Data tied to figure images
+++
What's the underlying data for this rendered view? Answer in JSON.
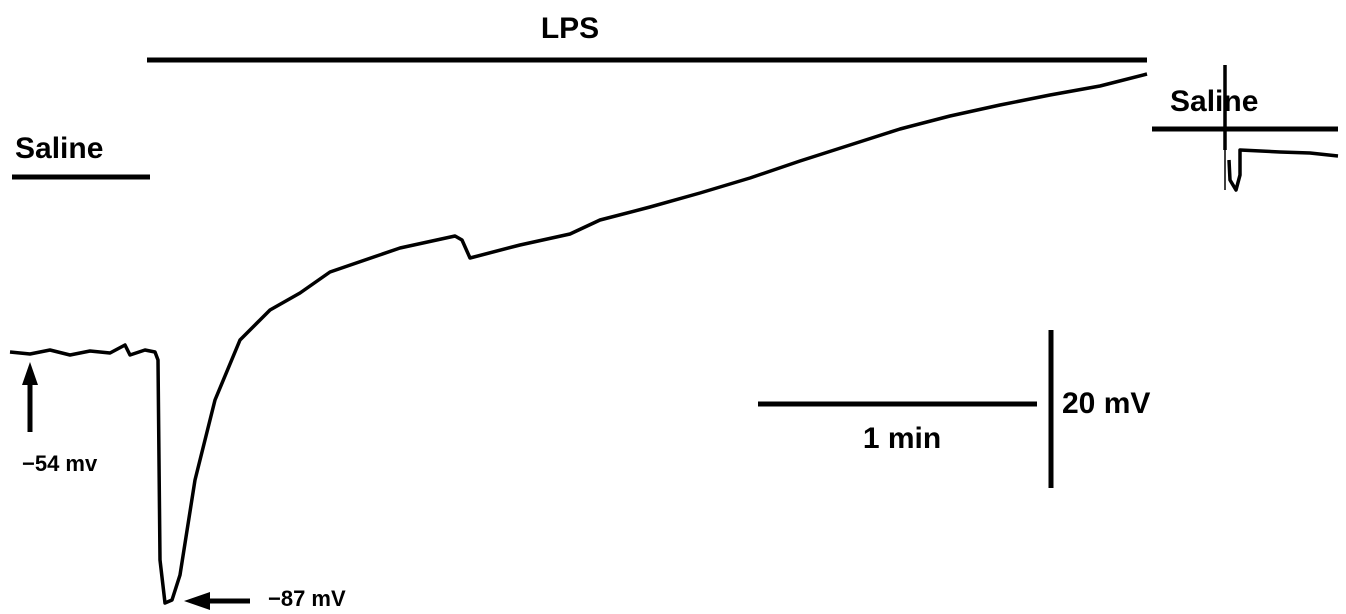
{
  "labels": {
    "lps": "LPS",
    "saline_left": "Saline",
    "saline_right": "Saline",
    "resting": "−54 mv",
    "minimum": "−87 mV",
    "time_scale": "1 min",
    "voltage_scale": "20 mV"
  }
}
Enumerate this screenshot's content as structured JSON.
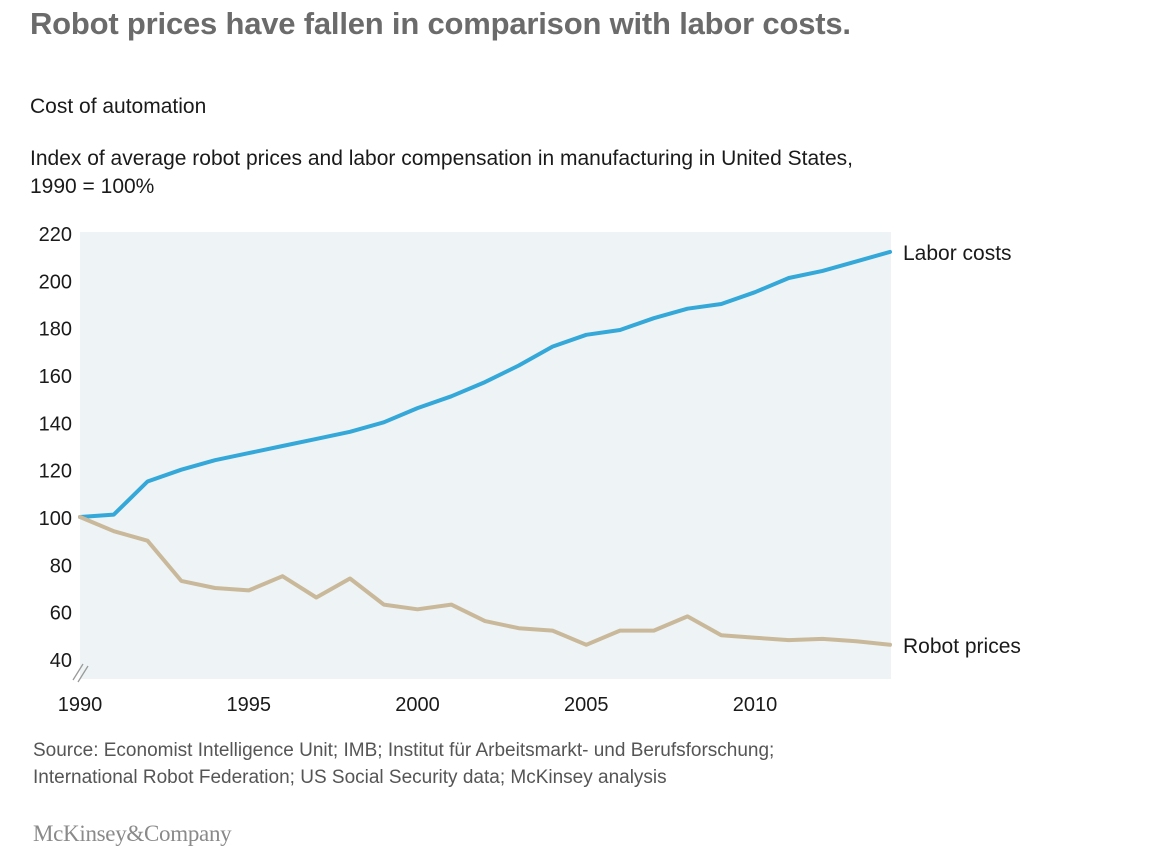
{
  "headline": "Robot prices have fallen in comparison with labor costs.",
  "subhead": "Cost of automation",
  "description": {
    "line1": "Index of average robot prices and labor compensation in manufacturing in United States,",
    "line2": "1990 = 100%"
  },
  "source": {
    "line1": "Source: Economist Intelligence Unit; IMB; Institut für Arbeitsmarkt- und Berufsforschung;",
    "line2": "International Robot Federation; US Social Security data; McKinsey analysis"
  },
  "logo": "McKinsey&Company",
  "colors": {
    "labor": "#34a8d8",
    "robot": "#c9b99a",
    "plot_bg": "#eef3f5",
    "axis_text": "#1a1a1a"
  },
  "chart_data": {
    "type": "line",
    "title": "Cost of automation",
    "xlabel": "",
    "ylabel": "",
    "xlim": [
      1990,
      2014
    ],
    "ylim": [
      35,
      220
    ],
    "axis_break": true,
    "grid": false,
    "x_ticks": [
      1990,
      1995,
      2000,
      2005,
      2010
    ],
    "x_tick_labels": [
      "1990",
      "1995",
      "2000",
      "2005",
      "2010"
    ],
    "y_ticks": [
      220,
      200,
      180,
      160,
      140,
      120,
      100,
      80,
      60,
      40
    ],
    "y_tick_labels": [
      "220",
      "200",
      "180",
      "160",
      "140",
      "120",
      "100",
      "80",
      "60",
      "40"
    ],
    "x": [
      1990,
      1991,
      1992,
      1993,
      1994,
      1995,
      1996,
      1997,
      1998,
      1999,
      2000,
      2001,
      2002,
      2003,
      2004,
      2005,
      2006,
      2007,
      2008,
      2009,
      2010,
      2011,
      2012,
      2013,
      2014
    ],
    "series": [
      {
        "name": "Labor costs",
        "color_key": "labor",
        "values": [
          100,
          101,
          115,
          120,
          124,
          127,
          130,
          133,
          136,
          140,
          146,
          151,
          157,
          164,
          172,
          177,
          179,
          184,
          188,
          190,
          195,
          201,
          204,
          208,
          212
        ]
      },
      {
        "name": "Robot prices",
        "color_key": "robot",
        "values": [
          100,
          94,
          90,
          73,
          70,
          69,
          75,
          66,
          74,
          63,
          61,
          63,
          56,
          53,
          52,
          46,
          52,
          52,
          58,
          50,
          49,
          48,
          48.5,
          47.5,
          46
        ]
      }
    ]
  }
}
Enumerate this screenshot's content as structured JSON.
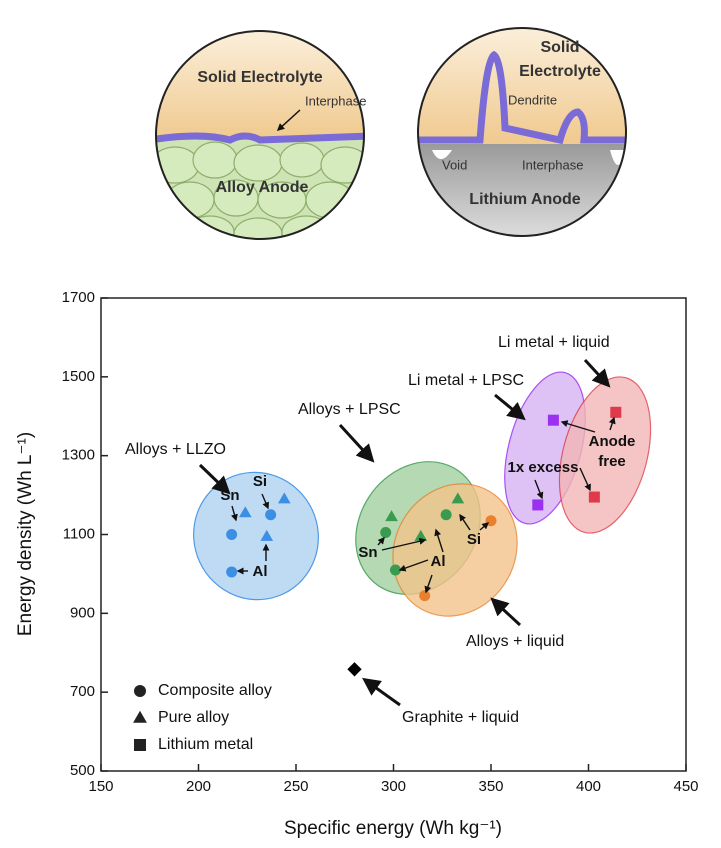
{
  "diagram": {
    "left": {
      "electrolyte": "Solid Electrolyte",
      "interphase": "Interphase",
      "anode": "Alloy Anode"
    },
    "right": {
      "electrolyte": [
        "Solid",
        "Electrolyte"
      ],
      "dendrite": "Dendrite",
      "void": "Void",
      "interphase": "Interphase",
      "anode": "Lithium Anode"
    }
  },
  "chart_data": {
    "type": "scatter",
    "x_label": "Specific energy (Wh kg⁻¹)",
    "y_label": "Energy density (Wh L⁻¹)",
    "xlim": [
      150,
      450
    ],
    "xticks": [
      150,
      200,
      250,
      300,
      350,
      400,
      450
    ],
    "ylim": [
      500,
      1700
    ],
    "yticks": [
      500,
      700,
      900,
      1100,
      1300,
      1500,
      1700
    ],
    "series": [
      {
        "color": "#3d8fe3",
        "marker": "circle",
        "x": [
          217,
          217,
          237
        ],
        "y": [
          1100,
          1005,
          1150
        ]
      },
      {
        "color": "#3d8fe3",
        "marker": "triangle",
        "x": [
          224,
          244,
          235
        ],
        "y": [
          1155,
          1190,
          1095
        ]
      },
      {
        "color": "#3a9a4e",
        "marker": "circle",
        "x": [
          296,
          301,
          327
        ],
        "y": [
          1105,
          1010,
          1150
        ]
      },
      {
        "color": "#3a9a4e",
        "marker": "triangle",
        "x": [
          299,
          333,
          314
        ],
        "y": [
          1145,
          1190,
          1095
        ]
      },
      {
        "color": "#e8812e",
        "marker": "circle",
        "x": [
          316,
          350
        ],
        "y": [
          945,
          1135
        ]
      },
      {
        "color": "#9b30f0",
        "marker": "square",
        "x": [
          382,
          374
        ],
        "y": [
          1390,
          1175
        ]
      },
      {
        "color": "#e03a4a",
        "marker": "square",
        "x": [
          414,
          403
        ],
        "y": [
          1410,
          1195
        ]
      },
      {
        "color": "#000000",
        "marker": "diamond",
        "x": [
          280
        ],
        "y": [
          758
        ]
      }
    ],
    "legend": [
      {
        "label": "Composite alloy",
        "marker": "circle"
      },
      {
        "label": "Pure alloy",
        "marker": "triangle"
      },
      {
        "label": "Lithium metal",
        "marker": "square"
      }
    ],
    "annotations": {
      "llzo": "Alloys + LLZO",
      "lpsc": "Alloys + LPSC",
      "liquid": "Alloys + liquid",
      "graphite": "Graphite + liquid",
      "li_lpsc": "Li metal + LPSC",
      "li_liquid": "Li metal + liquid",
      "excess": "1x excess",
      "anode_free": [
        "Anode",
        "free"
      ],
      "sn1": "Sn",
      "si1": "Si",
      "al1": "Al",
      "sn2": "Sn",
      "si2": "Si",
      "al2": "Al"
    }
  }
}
+++
GIVEN INSTRUCTION:
Reproduce the material above verbatim; omit every picture.

PROBLEM SOLUTION:
What's the underlying data for this rendered view? Answer in JSON.
{
  "labels": {
    "lps": "LPS",
    "saline_left": "Saline",
    "saline_right": "Saline",
    "resting": "−54 mv",
    "minimum": "−87 mV",
    "time_scale": "1 min",
    "voltage_scale": "20 mV"
  }
}
Enumerate this screenshot's content as structured JSON.
{
  "headline": "Robot prices have fallen in comparison with labor costs.",
  "subhead": "Cost of automation",
  "description": {
    "line1": "Index of average robot prices and labor compensation in manufacturing in United States,",
    "line2": "1990 = 100%"
  },
  "source": {
    "line1": "Source: Economist Intelligence Unit; IMB; Institut für Arbeitsmarkt- und Berufsforschung;",
    "line2": "International Robot Federation; US Social Security data; McKinsey analysis"
  },
  "logo": "McKinsey&Company",
  "colors": {
    "labor": "#34a8d8",
    "robot": "#c9b99a",
    "plot_bg": "#eef3f5",
    "axis_text": "#1a1a1a"
  },
  "chart_data": {
    "type": "line",
    "title": "Cost of automation",
    "xlabel": "",
    "ylabel": "",
    "xlim": [
      1990,
      2014
    ],
    "ylim": [
      35,
      220
    ],
    "axis_break": true,
    "grid": false,
    "x_ticks": [
      1990,
      1995,
      2000,
      2005,
      2010
    ],
    "x_tick_labels": [
      "1990",
      "1995",
      "2000",
      "2005",
      "2010"
    ],
    "y_ticks": [
      220,
      200,
      180,
      160,
      140,
      120,
      100,
      80,
      60,
      40
    ],
    "y_tick_labels": [
      "220",
      "200",
      "180",
      "160",
      "140",
      "120",
      "100",
      "80",
      "60",
      "40"
    ],
    "x": [
      1990,
      1991,
      1992,
      1993,
      1994,
      1995,
      1996,
      1997,
      1998,
      1999,
      2000,
      2001,
      2002,
      2003,
      2004,
      2005,
      2006,
      2007,
      2008,
      2009,
      2010,
      2011,
      2012,
      2013,
      2014
    ],
    "series": [
      {
        "name": "Labor costs",
        "color_key": "labor",
        "values": [
          100,
          101,
          115,
          120,
          124,
          127,
          130,
          133,
          136,
          140,
          146,
          151,
          157,
          164,
          172,
          177,
          179,
          184,
          188,
          190,
          195,
          201,
          204,
          208,
          212
        ]
      },
      {
        "name": "Robot prices",
        "color_key": "robot",
        "values": [
          100,
          94,
          90,
          73,
          70,
          69,
          75,
          66,
          74,
          63,
          61,
          63,
          56,
          53,
          52,
          46,
          52,
          52,
          58,
          50,
          49,
          48,
          48.5,
          47.5,
          46
        ]
      }
    ]
  }
}
Enumerate this screenshot's content as structured JSON.
{
  "diagram": {
    "left": {
      "electrolyte": "Solid Electrolyte",
      "interphase": "Interphase",
      "anode": "Alloy Anode"
    },
    "right": {
      "electrolyte": [
        "Solid",
        "Electrolyte"
      ],
      "dendrite": "Dendrite",
      "void": "Void",
      "interphase": "Interphase",
      "anode": "Lithium Anode"
    }
  },
  "chart_data": {
    "type": "scatter",
    "x_label": "Specific energy (Wh kg⁻¹)",
    "y_label": "Energy density (Wh L⁻¹)",
    "xlim": [
      150,
      450
    ],
    "xticks": [
      150,
      200,
      250,
      300,
      350,
      400,
      450
    ],
    "ylim": [
      500,
      1700
    ],
    "yticks": [
      500,
      700,
      900,
      1100,
      1300,
      1500,
      1700
    ],
    "series": [
      {
        "color": "#3d8fe3",
        "marker": "circle",
        "x": [
          217,
          217,
          237
        ],
        "y": [
          1100,
          1005,
          1150
        ]
      },
      {
        "color": "#3d8fe3",
        "marker": "triangle",
        "x": [
          224,
          244,
          235
        ],
        "y": [
          1155,
          1190,
          1095
        ]
      },
      {
        "color": "#3a9a4e",
        "marker": "circle",
        "x": [
          296,
          301,
          327
        ],
        "y": [
          1105,
          1010,
          1150
        ]
      },
      {
        "color": "#3a9a4e",
        "marker": "triangle",
        "x": [
          299,
          333,
          314
        ],
        "y": [
          1145,
          1190,
          1095
        ]
      },
      {
        "color": "#e8812e",
        "marker": "circle",
        "x": [
          316,
          350
        ],
        "y": [
          945,
          1135
        ]
      },
      {
        "color": "#9b30f0",
        "marker": "square",
        "x": [
          382,
          374
        ],
        "y": [
          1390,
          1175
        ]
      },
      {
        "color": "#e03a4a",
        "marker": "square",
        "x": [
          414,
          403
        ],
        "y": [
          1410,
          1195
        ]
      },
      {
        "color": "#000000",
        "marker": "diamond",
        "x": [
          280
        ],
        "y": [
          758
        ]
      }
    ],
    "legend": [
      {
        "label": "Composite alloy",
        "marker": "circle"
      },
      {
        "label": "Pure alloy",
        "marker": "triangle"
      },
      {
        "label": "Lithium metal",
        "marker": "square"
      }
    ],
    "annotations": {
      "llzo": "Alloys + LLZO",
      "lpsc": "Alloys + LPSC",
      "liquid": "Alloys + liquid",
      "graphite": "Graphite + liquid",
      "li_lpsc": "Li metal + LPSC",
      "li_liquid": "Li metal + liquid",
      "excess": "1x excess",
      "anode_free": [
        "Anode",
        "free"
      ],
      "sn1": "Sn",
      "si1": "Si",
      "al1": "Al",
      "sn2": "Sn",
      "si2": "Si",
      "al2": "Al"
    }
  }
}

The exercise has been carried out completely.